● **Working data**:
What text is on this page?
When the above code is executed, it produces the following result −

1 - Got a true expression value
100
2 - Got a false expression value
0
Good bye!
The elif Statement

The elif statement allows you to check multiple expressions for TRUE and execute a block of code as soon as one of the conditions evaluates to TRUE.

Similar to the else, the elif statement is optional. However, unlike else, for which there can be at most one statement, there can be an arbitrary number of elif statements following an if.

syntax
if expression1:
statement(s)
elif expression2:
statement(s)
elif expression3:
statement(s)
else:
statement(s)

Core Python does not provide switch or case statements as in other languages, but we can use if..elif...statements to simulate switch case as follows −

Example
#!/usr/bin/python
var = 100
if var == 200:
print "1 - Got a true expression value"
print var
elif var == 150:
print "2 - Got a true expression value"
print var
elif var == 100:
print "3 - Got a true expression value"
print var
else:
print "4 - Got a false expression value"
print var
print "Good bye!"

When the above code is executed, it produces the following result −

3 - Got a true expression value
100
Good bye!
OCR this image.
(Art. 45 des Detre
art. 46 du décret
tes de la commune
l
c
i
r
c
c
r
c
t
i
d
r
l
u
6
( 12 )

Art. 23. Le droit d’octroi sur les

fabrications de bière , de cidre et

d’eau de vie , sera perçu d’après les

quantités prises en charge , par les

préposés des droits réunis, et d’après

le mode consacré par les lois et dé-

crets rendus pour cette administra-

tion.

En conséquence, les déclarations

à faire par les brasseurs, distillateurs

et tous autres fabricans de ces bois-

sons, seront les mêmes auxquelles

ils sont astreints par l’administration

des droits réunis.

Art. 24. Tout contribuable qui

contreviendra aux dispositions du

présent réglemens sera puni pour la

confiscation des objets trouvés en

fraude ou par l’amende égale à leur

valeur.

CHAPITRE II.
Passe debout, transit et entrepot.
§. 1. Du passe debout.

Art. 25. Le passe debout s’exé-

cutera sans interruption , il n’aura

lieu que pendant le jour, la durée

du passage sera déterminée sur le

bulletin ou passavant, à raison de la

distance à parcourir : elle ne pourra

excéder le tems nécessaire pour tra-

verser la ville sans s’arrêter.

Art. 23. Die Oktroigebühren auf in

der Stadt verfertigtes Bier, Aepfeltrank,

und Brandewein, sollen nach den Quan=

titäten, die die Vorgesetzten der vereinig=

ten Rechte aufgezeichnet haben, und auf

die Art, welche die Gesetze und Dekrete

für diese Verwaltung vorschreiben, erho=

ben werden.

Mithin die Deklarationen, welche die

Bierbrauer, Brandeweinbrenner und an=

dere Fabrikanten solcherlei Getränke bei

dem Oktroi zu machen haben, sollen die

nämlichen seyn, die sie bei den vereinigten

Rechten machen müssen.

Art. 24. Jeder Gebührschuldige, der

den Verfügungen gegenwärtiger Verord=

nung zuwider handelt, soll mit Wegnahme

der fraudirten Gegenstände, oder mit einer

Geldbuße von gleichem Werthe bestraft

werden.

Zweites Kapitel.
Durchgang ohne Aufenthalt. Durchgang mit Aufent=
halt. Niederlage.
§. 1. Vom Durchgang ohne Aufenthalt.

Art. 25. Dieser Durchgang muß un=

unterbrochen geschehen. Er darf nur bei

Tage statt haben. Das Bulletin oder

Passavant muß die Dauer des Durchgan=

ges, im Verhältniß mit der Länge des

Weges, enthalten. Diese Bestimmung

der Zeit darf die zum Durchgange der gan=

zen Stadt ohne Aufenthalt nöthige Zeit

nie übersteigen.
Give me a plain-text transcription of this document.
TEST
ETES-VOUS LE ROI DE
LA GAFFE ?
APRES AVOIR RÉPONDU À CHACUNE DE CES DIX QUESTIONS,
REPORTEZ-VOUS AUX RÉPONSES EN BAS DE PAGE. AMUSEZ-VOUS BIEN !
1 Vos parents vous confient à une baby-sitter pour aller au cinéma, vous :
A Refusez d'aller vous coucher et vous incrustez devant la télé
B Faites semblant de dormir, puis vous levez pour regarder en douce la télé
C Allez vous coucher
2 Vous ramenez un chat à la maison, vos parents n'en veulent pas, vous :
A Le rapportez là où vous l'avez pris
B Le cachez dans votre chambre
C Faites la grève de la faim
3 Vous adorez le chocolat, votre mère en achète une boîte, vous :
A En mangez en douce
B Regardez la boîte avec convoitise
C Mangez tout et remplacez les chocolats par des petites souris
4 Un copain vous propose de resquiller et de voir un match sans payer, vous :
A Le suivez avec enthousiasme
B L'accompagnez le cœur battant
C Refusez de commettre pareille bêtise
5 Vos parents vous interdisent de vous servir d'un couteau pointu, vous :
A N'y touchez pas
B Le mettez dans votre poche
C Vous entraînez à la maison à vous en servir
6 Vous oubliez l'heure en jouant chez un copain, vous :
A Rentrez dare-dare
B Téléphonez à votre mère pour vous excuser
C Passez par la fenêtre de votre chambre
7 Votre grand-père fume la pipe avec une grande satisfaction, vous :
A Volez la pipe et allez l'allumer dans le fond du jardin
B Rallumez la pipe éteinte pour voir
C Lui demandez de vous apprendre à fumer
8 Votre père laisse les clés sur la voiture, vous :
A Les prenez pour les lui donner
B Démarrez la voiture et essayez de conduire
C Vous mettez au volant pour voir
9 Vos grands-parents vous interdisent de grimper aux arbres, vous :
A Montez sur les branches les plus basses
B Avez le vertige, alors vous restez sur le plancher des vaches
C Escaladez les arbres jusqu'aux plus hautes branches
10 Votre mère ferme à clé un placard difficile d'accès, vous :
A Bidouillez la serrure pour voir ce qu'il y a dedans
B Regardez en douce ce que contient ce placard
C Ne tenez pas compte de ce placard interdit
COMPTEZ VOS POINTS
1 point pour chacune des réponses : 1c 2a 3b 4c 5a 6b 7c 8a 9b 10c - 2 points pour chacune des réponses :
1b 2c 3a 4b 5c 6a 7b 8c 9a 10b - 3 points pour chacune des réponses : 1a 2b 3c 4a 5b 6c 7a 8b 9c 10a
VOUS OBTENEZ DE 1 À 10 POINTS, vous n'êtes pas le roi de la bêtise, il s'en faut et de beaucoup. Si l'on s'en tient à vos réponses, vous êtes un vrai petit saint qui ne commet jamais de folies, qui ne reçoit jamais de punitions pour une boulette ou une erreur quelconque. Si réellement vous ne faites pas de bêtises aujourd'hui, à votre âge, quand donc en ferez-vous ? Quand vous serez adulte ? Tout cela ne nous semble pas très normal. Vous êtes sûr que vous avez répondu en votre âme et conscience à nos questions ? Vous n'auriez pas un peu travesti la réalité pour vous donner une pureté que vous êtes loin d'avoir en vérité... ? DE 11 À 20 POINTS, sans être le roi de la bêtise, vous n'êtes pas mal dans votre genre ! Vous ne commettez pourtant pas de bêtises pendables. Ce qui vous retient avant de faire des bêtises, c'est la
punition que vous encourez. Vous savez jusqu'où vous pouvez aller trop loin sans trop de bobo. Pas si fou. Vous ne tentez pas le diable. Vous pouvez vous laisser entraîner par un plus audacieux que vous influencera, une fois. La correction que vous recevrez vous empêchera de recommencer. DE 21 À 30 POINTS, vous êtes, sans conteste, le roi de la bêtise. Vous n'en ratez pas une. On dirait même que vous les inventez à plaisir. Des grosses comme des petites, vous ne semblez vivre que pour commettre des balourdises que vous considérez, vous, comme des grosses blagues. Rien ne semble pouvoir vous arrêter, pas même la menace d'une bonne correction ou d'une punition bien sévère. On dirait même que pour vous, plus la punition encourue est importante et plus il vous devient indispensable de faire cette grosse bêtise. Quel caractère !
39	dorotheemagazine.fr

● **Exercise aim**: From the first line to the last, please quote the material above exactly.

● **Final result**:
What text is on this page?
When the above code is executed, it produces the following result −

1 - Got a true expression value
100
2 - Got a false expression value
0
Good bye!
The elif Statement

The elif statement allows you to check multiple expressions for TRUE and execute a block of code as soon as one of the conditions evaluates to TRUE.

Similar to the else, the elif statement is optional. However, unlike else, for which there can be at most one statement, there can be an arbitrary number of elif statements following an if.

syntax
if expression1:
statement(s)
elif expression2:
statement(s)
elif expression3:
statement(s)
else:
statement(s)

Core Python does not provide switch or case statements as in other languages, but we can use if..elif...statements to simulate switch case as follows −

Example
#!/usr/bin/python
var = 100
if var == 200:
print "1 - Got a true expression value"
print var
elif var == 150:
print "2 - Got a true expression value"
print var
elif var == 100:
print "3 - Got a true expression value"
print var
else:
print "4 - Got a false expression value"
print var
print "Good bye!"

When the above code is executed, it produces the following result −

3 - Got a true expression value
100
Good bye!
OCR this image.
(Art. 45 des Detre
art. 46 du décret
tes de la commune
l
c
i
r
c
c
r
c
t
i
d
r
l
u
6
( 12 )

Art. 23. Le droit d’octroi sur les

fabrications de bière , de cidre et

d’eau de vie , sera perçu d’après les

quantités prises en charge , par les

préposés des droits réunis, et d’après

le mode consacré par les lois et dé-

crets rendus pour cette administra-

tion.

En conséquence, les déclarations

à faire par les brasseurs, distillateurs

et tous autres fabricans de ces bois-

sons, seront les mêmes auxquelles

ils sont astreints par l’administration

des droits réunis.

Art. 24. Tout contribuable qui

contreviendra aux dispositions du

présent réglemens sera puni pour la

confiscation des objets trouvés en

fraude ou par l’amende égale à leur

valeur.

CHAPITRE II.
Passe debout, transit et entrepot.
§. 1. Du passe debout.

Art. 25. Le passe debout s’exé-

cutera sans interruption , il n’aura

lieu que pendant le jour, la durée

du passage sera déterminée sur le

bulletin ou passavant, à raison de la

distance à parcourir : elle ne pourra

excéder le tems nécessaire pour tra-

verser la ville sans s’arrêter.

Art. 23. Die Oktroigebühren auf in

der Stadt verfertigtes Bier, Aepfeltrank,

und Brandewein, sollen nach den Quan=

titäten, die die Vorgesetzten der vereinig=

ten Rechte aufgezeichnet haben, und auf

die Art, welche die Gesetze und Dekrete

für diese Verwaltung vorschreiben, erho=

ben werden.

Mithin die Deklarationen, welche die

Bierbrauer, Brandeweinbrenner und an=

dere Fabrikanten solcherlei Getränke bei

dem Oktroi zu machen haben, sollen die

nämlichen seyn, die sie bei den vereinigten

Rechten machen müssen.

Art. 24. Jeder Gebührschuldige, der

den Verfügungen gegenwärtiger Verord=

nung zuwider handelt, soll mit Wegnahme

der fraudirten Gegenstände, oder mit einer

Geldbuße von gleichem Werthe bestraft

werden.

Zweites Kapitel.
Durchgang ohne Aufenthalt. Durchgang mit Aufent=
halt. Niederlage.
§. 1. Vom Durchgang ohne Aufenthalt.

Art. 25. Dieser Durchgang muß un=

unterbrochen geschehen. Er darf nur bei

Tage statt haben. Das Bulletin oder

Passavant muß die Dauer des Durchgan=

ges, im Verhältniß mit der Länge des

Weges, enthalten. Diese Bestimmung

der Zeit darf die zum Durchgange der gan=

zen Stadt ohne Aufenthalt nöthige Zeit

nie übersteigen.
Give me a plain-text transcription of this document.
TEST
ETES-VOUS LE ROI DE
LA GAFFE ?
APRES AVOIR RÉPONDU À CHACUNE DE CES DIX QUESTIONS,
REPORTEZ-VOUS AUX RÉPONSES EN BAS DE PAGE. AMUSEZ-VOUS BIEN !
1 Vos parents vous confient à une baby-sitter pour aller au cinéma, vous :
A Refusez d'aller vous coucher et vous incrustez devant la télé
B Faites semblant de dormir, puis vous levez pour regarder en douce la télé
C Allez vous coucher
2 Vous ramenez un chat à la maison, vos parents n'en veulent pas, vous :
A Le rapportez là où vous l'avez pris
B Le cachez dans votre chambre
C Faites la grève de la faim
3 Vous adorez le chocolat, votre mère en achète une boîte, vous :
A En mangez en douce
B Regardez la boîte avec convoitise
C Mangez tout et remplacez les chocolats par des petites souris
4 Un copain vous propose de resquiller et de voir un match sans payer, vous :
A Le suivez avec enthousiasme
B L'accompagnez le cœur battant
C Refusez de commettre pareille bêtise
5 Vos parents vous interdisent de vous servir d'un couteau pointu, vous :
A N'y touchez pas
B Le mettez dans votre poche
C Vous entraînez à la maison à vous en servir
6 Vous oubliez l'heure en jouant chez un copain, vous :
A Rentrez dare-dare
B Téléphonez à votre mère pour vous excuser
C Passez par la fenêtre de votre chambre
7 Votre grand-père fume la pipe avec une grande satisfaction, vous :
A Volez la pipe et allez l'allumer dans le fond du jardin
B Rallumez la pipe éteinte pour voir
C Lui demandez de vous apprendre à fumer
8 Votre père laisse les clés sur la voiture, vous :
A Les prenez pour les lui donner
B Démarrez la voiture et essayez de conduire
C Vous mettez au volant pour voir
9 Vos grands-parents vous interdisent de grimper aux arbres, vous :
A Montez sur les branches les plus basses
B Avez le vertige, alors vous restez sur le plancher des vaches
C Escaladez les arbres jusqu'aux plus hautes branches
10 Votre mère ferme à clé un placard difficile d'accès, vous :
A Bidouillez la serrure pour voir ce qu'il y a dedans
B Regardez en douce ce que contient ce placard
C Ne tenez pas compte de ce placard interdit
COMPTEZ VOS POINTS
1 point pour chacune des réponses : 1c 2a 3b 4c 5a 6b 7c 8a 9b 10c - 2 points pour chacune des réponses :
1b 2c 3a 4b 5c 6a 7b 8c 9a 10b - 3 points pour chacune des réponses : 1a 2b 3c 4a 5b 6c 7a 8b 9c 10a
VOUS OBTENEZ DE 1 À 10 POINTS, vous n'êtes pas le roi de la bêtise, il s'en faut et de beaucoup. Si l'on s'en tient à vos réponses, vous êtes un vrai petit saint qui ne commet jamais de folies, qui ne reçoit jamais de punitions pour une boulette ou une erreur quelconque. Si réellement vous ne faites pas de bêtises aujourd'hui, à votre âge, quand donc en ferez-vous ? Quand vous serez adulte ? Tout cela ne nous semble pas très normal. Vous êtes sûr que vous avez répondu en votre âme et conscience à nos questions ? Vous n'auriez pas un peu travesti la réalité pour vous donner une pureté que vous êtes loin d'avoir en vérité... ? DE 11 À 20 POINTS, sans être le roi de la bêtise, vous n'êtes pas mal dans votre genre ! Vous ne commettez pourtant pas de bêtises pendables. Ce qui vous retient avant de faire des bêtises, c'est la
punition que vous encourez. Vous savez jusqu'où vous pouvez aller trop loin sans trop de bobo. Pas si fou. Vous ne tentez pas le diable. Vous pouvez vous laisser entraîner par un plus audacieux que vous influencera, une fois. La correction que vous recevrez vous empêchera de recommencer. DE 21 À 30 POINTS, vous êtes, sans conteste, le roi de la bêtise. Vous n'en ratez pas une. On dirait même que vous les inventez à plaisir. Des grosses comme des petites, vous ne semblez vivre que pour commettre des balourdises que vous considérez, vous, comme des grosses blagues. Rien ne semble pouvoir vous arrêter, pas même la menace d'une bonne correction ou d'une punition bien sévère. On dirait même que pour vous, plus la punition encourue est importante et plus il vous devient indispensable de faire cette grosse bêtise. Quel caractère !
39	dorotheemagazine.fr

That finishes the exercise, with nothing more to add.